→ **WHAT THIS EXERCISE ASKS**
(1) Answer these questions from the news report on the Facebook hacking case:
(a) Which court remanded the defendant?
(b) What did the defendant tell the complainant she had won?
(c) On what date was the defendant arrested?
(2) Decide whether each statement agrees with the news report on the Facebook hacking case. Answer yes or no for each, and quote the words of the report that decide it.
(a) The complainant petitioned the EFCC in January 2020.
(b) The defendant was arrested in Akwa Ibom State.
(c) The defendant faces a single count of fraud.
(3) Write the next part of the news report on the Facebook hacking case, starting after its last sentence.

→ **TEXT BLOCK**
A suspected Facebook hacker from Nigeria has landed in trouble for committing the crime.
Consequently, Justice Agatha Okeke of the Federal High Court in Uyo, Akwa Ibom State has remanded one Vincent Harrison Chukwuemeka, an alleged serial Facebook hacker, in the Nigerian Correctional Service on a one-count charge of fraud to the tune of N407,000.
Trouble is said to have started when a certain Felicity Felix Ekpezu petitioned the Economic and Finance Crimes Commission on January 5, 2020, alleging that on December 26, 2019, she received strange chats on WhatsApp from for Chukwuemeka who claimed to be a female representative of Facebook and WhatsApp from the United States of America, by name Lisa.
A statement by the EFCC said the complainant alleged that the defendant informed her that she had won $971 (Nine hundred and seventy-one United States Dollars) and an iPhone 6s, and requested her to pay N407,000 to redeem the items.
But after making the payment to the defendant, the complainant said she started receiving calls from her friends and family members who accused her of duping them using her Facebook account.
According to the complainant, it was at this point that it dawned on her that “Lisa” had hacked her Facebook account and duped her friends and family members.
The defendant who was arrested on October 17, 2020, in his apartment at Ogidi Local Government Area of Anambra State, and confessed to the crime.

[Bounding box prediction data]
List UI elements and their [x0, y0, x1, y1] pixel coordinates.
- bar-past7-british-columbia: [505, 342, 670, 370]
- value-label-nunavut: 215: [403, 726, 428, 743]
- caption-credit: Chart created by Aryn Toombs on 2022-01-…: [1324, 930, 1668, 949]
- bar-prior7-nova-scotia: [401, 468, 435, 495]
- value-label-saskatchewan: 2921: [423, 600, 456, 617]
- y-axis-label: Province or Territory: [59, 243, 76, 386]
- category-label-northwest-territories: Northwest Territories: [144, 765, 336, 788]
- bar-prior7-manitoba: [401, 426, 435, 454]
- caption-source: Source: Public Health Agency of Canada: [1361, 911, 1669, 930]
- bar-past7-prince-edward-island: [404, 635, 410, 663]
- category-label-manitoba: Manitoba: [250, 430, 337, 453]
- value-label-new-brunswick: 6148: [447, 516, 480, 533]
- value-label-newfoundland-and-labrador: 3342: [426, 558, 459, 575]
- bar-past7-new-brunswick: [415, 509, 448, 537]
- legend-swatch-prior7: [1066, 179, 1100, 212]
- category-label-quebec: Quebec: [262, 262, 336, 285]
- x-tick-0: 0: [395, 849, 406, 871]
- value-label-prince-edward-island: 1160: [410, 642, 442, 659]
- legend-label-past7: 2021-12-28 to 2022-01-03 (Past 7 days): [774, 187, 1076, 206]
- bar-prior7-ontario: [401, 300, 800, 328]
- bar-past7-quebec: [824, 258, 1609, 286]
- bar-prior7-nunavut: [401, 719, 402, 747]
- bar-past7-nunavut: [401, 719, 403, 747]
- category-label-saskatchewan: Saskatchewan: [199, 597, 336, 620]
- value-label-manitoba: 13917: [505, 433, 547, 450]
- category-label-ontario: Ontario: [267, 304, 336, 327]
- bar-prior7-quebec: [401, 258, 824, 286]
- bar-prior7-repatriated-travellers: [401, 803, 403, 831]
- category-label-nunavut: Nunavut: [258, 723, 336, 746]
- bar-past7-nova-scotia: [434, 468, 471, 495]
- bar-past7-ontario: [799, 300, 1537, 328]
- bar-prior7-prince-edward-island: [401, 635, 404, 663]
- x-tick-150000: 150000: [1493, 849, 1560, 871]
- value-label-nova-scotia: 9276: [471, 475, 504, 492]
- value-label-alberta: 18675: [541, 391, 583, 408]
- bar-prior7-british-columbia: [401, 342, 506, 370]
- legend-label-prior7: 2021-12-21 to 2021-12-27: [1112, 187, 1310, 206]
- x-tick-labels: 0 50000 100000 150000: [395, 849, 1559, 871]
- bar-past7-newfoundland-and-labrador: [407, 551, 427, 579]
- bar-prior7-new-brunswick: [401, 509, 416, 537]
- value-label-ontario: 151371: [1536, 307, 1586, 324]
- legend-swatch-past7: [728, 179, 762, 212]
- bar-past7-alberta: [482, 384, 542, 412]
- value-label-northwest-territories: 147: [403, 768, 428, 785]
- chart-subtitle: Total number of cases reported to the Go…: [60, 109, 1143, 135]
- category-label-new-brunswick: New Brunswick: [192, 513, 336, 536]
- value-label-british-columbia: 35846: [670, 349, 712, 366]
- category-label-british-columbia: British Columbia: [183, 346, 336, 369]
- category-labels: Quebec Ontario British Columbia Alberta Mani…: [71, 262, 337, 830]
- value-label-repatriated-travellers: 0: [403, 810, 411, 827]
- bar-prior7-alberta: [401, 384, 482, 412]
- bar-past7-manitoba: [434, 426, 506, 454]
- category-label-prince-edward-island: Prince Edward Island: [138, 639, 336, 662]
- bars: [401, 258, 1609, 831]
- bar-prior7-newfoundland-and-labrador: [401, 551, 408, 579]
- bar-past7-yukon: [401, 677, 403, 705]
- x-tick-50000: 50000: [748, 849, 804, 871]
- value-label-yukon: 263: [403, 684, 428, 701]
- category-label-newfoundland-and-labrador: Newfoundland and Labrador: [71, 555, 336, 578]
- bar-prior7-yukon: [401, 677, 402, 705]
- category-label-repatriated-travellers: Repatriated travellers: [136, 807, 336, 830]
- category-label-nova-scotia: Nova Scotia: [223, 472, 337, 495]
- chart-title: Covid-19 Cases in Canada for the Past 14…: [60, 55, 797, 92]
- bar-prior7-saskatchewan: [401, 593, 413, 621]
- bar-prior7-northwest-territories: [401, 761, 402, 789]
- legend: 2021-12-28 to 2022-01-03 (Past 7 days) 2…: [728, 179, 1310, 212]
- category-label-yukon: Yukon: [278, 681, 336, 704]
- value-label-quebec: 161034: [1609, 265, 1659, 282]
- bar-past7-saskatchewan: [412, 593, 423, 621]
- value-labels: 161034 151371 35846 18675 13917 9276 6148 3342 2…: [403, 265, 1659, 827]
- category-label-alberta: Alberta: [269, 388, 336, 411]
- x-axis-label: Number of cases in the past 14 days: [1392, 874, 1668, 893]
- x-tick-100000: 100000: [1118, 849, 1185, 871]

→ **ANSWERS FOR THE EXERCISE**
(1)
(a) The Federal High Court in Uyo, Akwa Ibom State.
(b) $971 and an iPhone 6s.
(c) October 17, 2020.

(2)
(a) Yes: "petitioned the Economic and Finance Crimes Commission on January 5, 2020"
(b) No: "in his apartment at Ogidi Local Government Area of Anambra State"
(c) Yes: "on a one-count charge of fraud to the tune of N407,000"

(3)
The one-count charge against Chukwuemeka reads “That you Vincent Harrison Chukwuemeka “M” on or about the 26th of December, 2019 at Uyo within the jurisdiction of this Honourable Court with intent to defraud did obtain the total sum of N407, 000.00 (Four hundred and seven thousand naira only) from one Felicity Felix Ekpezu “F” under the pretence that you are Lisa a representative of Facebook/WhatsApp and that the said Felicity Felix Ekpezu had won $971 and an iPhone 6s, thereby requesting her to pay some money into your account in order to redeem the prize she won which she did, a pretence you knew to be false and thereby committed an offence contrary to Section 1 (1) (a) of the Advance Fee Fraud and Other Fraud Related Offences Act 2006 and punishable under Section 1 (3) of the same Act”.
The defendant pleaded “not guilty”.
In view of his plea, Nwandu Ukoha, counsel for the EFCC prayed the court for a trial date and for the defendant to be remanded in the custody of the Nigeria Correctional Service.